*Stored data*
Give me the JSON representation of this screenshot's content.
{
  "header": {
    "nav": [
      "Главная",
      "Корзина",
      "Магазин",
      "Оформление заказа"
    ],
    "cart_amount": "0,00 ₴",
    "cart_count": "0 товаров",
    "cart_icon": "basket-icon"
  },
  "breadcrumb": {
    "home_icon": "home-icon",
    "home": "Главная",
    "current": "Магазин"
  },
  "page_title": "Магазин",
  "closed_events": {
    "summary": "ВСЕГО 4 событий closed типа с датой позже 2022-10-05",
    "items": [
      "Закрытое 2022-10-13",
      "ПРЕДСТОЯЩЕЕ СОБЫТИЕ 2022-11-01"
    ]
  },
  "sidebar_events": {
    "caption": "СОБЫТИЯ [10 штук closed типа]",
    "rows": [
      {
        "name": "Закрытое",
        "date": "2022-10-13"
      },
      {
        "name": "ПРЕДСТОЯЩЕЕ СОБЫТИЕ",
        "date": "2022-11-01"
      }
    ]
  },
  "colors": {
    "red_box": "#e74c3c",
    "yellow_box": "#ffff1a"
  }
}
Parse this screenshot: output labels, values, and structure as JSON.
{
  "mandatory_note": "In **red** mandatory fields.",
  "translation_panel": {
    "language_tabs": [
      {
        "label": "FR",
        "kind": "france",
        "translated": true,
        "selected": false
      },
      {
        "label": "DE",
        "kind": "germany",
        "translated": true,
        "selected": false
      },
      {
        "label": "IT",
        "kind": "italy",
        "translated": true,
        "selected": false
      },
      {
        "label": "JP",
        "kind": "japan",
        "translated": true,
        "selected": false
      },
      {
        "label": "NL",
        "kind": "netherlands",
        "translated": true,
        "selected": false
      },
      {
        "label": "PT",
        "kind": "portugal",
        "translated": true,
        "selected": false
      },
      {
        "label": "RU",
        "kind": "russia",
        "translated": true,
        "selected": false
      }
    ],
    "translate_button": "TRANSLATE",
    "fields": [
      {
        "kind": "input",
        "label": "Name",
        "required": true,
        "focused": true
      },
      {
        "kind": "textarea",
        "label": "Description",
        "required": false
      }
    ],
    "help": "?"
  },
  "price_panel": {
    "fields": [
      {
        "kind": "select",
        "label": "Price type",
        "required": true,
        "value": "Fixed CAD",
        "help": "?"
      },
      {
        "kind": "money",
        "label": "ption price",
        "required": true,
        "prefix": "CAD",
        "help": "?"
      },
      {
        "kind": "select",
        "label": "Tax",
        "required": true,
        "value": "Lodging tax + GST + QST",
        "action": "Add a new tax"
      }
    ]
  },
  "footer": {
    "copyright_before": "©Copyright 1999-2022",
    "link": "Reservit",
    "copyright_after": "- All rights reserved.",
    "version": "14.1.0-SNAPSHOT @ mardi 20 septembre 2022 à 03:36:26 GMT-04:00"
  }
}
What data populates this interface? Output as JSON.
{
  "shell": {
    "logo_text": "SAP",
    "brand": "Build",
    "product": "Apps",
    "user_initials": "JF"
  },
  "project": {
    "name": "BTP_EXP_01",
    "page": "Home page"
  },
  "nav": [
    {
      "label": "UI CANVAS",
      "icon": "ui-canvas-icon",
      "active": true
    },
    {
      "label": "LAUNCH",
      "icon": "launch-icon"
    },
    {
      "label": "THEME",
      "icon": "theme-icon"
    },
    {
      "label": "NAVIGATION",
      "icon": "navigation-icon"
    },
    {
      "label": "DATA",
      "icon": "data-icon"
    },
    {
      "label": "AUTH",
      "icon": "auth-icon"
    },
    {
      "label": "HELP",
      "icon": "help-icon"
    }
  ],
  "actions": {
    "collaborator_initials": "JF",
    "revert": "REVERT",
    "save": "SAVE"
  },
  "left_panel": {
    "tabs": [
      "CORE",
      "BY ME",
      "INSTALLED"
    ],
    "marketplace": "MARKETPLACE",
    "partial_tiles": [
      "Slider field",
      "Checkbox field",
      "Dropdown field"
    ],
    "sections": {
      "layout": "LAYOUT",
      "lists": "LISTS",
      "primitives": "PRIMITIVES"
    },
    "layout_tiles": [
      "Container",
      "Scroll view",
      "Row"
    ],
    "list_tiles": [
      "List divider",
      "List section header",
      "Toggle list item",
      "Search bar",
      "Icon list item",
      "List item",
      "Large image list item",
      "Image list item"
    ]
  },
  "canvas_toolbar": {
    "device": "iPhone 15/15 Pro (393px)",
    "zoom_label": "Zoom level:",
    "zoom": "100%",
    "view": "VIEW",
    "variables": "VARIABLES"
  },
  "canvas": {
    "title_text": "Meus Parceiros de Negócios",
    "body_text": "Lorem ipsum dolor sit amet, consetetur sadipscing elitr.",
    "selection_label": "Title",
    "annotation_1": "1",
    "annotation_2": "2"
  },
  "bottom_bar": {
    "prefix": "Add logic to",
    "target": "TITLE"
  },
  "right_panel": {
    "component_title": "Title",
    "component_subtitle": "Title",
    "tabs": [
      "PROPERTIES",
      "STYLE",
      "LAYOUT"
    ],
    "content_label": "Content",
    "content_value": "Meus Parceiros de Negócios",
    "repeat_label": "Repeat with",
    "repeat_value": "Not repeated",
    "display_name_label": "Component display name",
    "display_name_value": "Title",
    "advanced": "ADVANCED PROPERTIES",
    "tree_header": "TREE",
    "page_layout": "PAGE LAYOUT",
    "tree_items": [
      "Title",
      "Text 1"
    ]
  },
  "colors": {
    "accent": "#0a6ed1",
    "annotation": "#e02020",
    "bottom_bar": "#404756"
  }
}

*What you need to do*
Look through the records and gather each line with the word "СОБЫТИЕ".

*Expected output*
      "ПРЕДСТОЯЩЕЕ СОБЫТИЕ 2022-11-01"
        "name": "ПРЕДСТОЯЩЕЕ СОБЫТИЕ",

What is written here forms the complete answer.